The request:
Could you reproduce only the lines from the one containing "parallel-line <box>0 57 1680 181</box>" down to the one containing "meridian-line <box>229 0 351 957</box>", both included, with "latitude-line" substituted for "parallel-line" and nothing else altered?

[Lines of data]
◆ ◆ ◆ ◆ ◆
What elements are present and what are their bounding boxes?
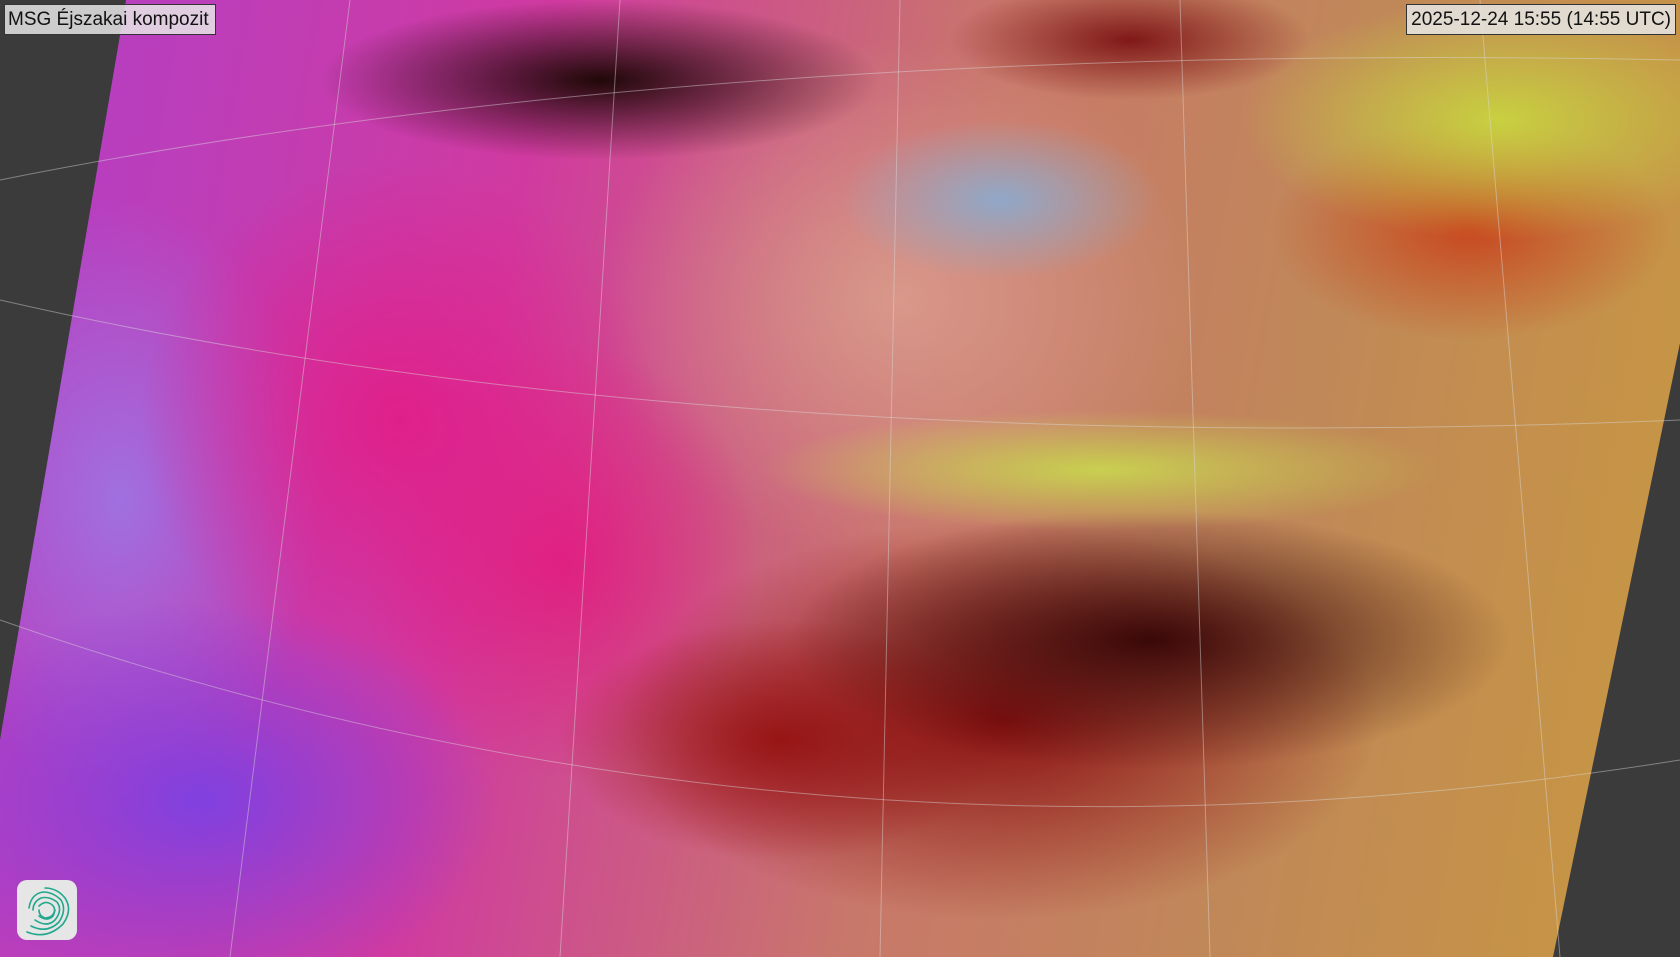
parallel-line <box>0 57 1680 181</box>
product-title-label: MSG Éjszakai kompozit <box>4 4 216 35</box>
meridian-line <box>879 0 901 957</box>
parallel-line <box>0 299 1680 429</box>
meridian-line <box>229 0 351 957</box>
parallel-line <box>0 619 1680 808</box>
spiral-logo-icon <box>17 880 77 940</box>
meridian-line <box>1179 0 1211 957</box>
meridian-line <box>559 0 621 957</box>
meridian-line <box>1479 0 1561 957</box>
timestamp-label: 2025-12-24 15:55 (14:55 UTC) <box>1406 4 1676 35</box>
◆ ◆ ◆ ◆ ◆
Result of this task:
latitude-line <box>0 57 1680 181</box>
product-title-label: MSG Éjszakai kompozit <box>4 4 216 35</box>
meridian-line <box>879 0 901 957</box>
latitude-line <box>0 299 1680 429</box>
meridian-line <box>229 0 351 957</box>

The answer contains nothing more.